DATASET EXTRACT:
---
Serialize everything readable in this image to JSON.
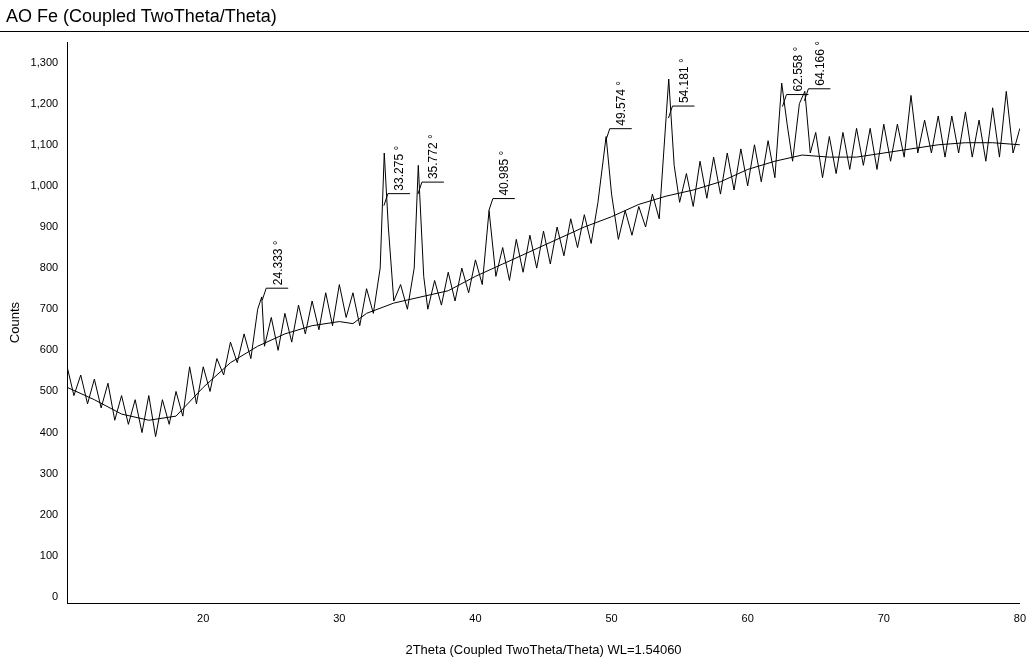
{
  "chart_data": {
    "type": "line",
    "title": "AO Fe (Coupled TwoTheta/Theta)",
    "xlabel": "2Theta (Coupled TwoTheta/Theta) WL=1.54060",
    "ylabel": "Counts",
    "xlim": [
      10,
      80
    ],
    "xticks": [
      20,
      30,
      40,
      50,
      60,
      70,
      80
    ],
    "ylim": [
      -15,
      1350
    ],
    "yticks": [
      0,
      100,
      200,
      300,
      400,
      500,
      600,
      700,
      800,
      900,
      {
        "value": 1000,
        "label": "1,000"
      },
      {
        "value": 1100,
        "label": "1,100"
      },
      {
        "value": 1200,
        "label": "1,200"
      },
      {
        "value": 1300,
        "label": "1,300"
      }
    ],
    "grid": false,
    "legend": false,
    "marker": "none",
    "line_style": "solid",
    "series": [
      {
        "color": "#000000",
        "x": [
          10,
          10.5,
          11,
          11.5,
          12,
          12.5,
          13,
          13.5,
          14,
          14.5,
          15,
          15.5,
          16,
          16.5,
          17,
          17.5,
          18,
          18.5,
          19,
          19.5,
          20,
          20.5,
          21,
          21.5,
          22,
          22.5,
          23,
          23.5,
          24,
          24.3,
          24.5,
          25,
          25.5,
          26,
          26.5,
          27,
          27.5,
          28,
          28.5,
          29,
          29.5,
          30,
          30.5,
          31,
          31.5,
          32,
          32.5,
          33,
          33.3,
          33.6,
          34,
          34.5,
          35,
          35.5,
          35.8,
          36.2,
          36.5,
          37,
          37.5,
          38,
          38.5,
          39,
          39.5,
          40,
          40.5,
          41,
          41.5,
          42,
          42.5,
          43,
          43.5,
          44,
          44.5,
          45,
          45.5,
          46,
          46.5,
          47,
          47.5,
          48,
          48.5,
          49,
          49.6,
          50,
          50.5,
          51,
          51.5,
          52,
          52.5,
          53,
          53.5,
          54.2,
          54.6,
          55,
          55.5,
          56,
          56.5,
          57,
          57.5,
          58,
          58.5,
          59,
          59.5,
          60,
          60.5,
          61,
          61.5,
          62,
          62.5,
          62.9,
          63.3,
          63.8,
          64.2,
          64.6,
          65,
          65.5,
          66,
          66.5,
          67,
          67.5,
          68,
          68.5,
          69,
          69.5,
          70,
          70.5,
          71,
          71.5,
          72,
          72.5,
          73,
          73.5,
          74,
          74.5,
          75,
          75.5,
          76,
          76.5,
          77,
          77.5,
          78,
          78.5,
          79,
          79.5,
          80
        ],
        "values": [
          560,
          490,
          540,
          470,
          530,
          460,
          520,
          430,
          490,
          420,
          480,
          400,
          490,
          390,
          480,
          420,
          500,
          440,
          560,
          470,
          560,
          500,
          580,
          540,
          620,
          570,
          640,
          580,
          700,
          730,
          610,
          680,
          600,
          690,
          620,
          710,
          640,
          720,
          650,
          740,
          660,
          760,
          680,
          740,
          660,
          750,
          690,
          800,
          1080,
          900,
          720,
          760,
          700,
          800,
          1050,
          780,
          700,
          770,
          710,
          790,
          720,
          800,
          740,
          820,
          760,
          940,
          780,
          850,
          770,
          870,
          790,
          880,
          800,
          890,
          810,
          900,
          830,
          920,
          850,
          930,
          860,
          960,
          1120,
          980,
          870,
          940,
          880,
          950,
          900,
          980,
          920,
          1260,
          1050,
          960,
          1030,
          950,
          1060,
          970,
          1070,
          980,
          1080,
          990,
          1090,
          1000,
          1100,
          1010,
          1110,
          1020,
          1250,
          1150,
          1060,
          1200,
          1230,
          1080,
          1130,
          1020,
          1120,
          1030,
          1130,
          1040,
          1140,
          1050,
          1140,
          1040,
          1150,
          1060,
          1150,
          1070,
          1220,
          1080,
          1160,
          1080,
          1170,
          1070,
          1170,
          1080,
          1180,
          1070,
          1160,
          1060,
          1190,
          1070,
          1230,
          1080,
          1140
        ]
      },
      {
        "color": "#000000",
        "x": [
          10,
          12,
          14,
          16,
          18,
          20,
          22,
          24,
          26,
          28,
          30,
          31,
          32,
          34,
          36,
          38,
          40,
          42,
          44,
          46,
          48,
          50,
          52,
          54,
          56,
          58,
          60,
          62,
          64,
          66,
          68,
          70,
          72,
          74,
          76,
          78,
          80
        ],
        "values": [
          510,
          480,
          445,
          430,
          440,
          510,
          570,
          610,
          640,
          660,
          670,
          665,
          690,
          715,
          730,
          745,
          780,
          810,
          840,
          870,
          900,
          925,
          955,
          975,
          990,
          1010,
          1040,
          1060,
          1075,
          1070,
          1070,
          1080,
          1090,
          1100,
          1105,
          1105,
          1100
        ]
      }
    ],
    "annotations": [
      {
        "text": "24.333 °",
        "x": 24.333,
        "y": 722
      },
      {
        "text": "33.275 °",
        "x": 33.275,
        "y": 952
      },
      {
        "text": "35.772 °",
        "x": 35.772,
        "y": 980
      },
      {
        "text": "40.985 °",
        "x": 40.985,
        "y": 940
      },
      {
        "text": "49.574 °",
        "x": 49.574,
        "y": 1110
      },
      {
        "text": "54.181 °",
        "x": 54.181,
        "y": 1165
      },
      {
        "text": "62.558 °",
        "x": 62.558,
        "y": 1193
      },
      {
        "text": "64.166 °",
        "x": 64.166,
        "y": 1207
      }
    ]
  }
}
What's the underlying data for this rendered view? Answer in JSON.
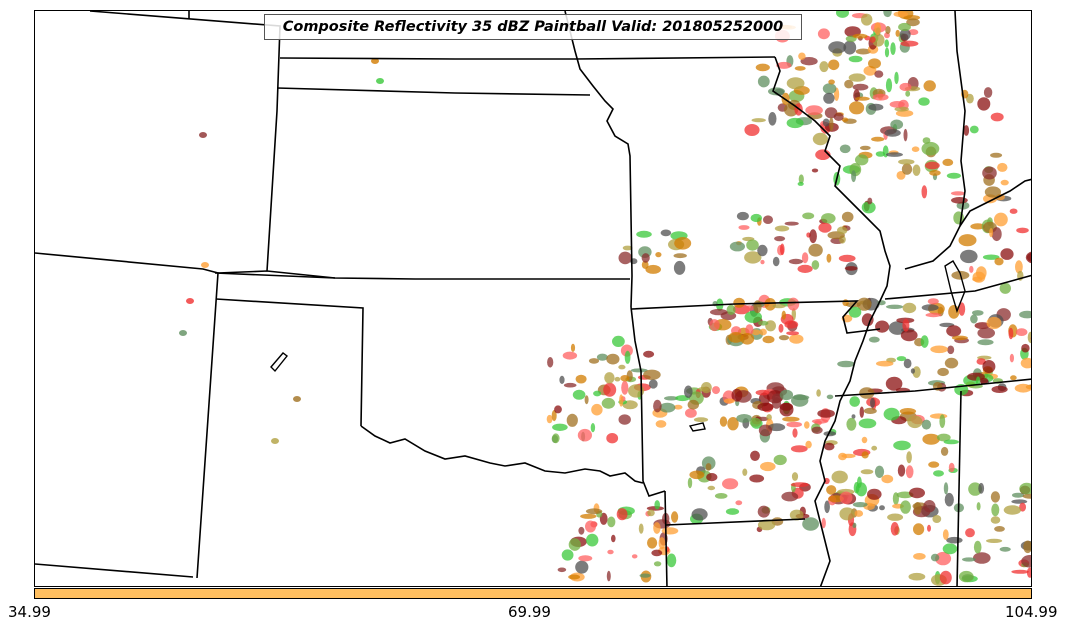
{
  "title": "Composite Reflectivity 35 dBZ Paintball Valid: 201805252000",
  "colorbar": {
    "color": "#ffbf60",
    "ticks": [
      "34.99",
      "69.99",
      "104.99"
    ]
  },
  "member_colors": [
    "#8b2e2e",
    "#ff9f33",
    "#f03030",
    "#d27c00",
    "#39c839",
    "#5f8f5f",
    "#a07020",
    "#b0a040",
    "#505050",
    "#8b1010",
    "#ff6060",
    "#70b040"
  ],
  "map": {
    "background": "#ffffff",
    "boundary_color": "#000000"
  }
}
---
WHAT YOU HAVE TO DO: List every line above that contains the word "Coupled".

OUTPUT FOR THIS EXERCISE:
    "title": "AO Fe (Coupled TwoTheta/Theta)",
    "xlabel": "2Theta (Coupled TwoTheta/Theta) WL=1.54060",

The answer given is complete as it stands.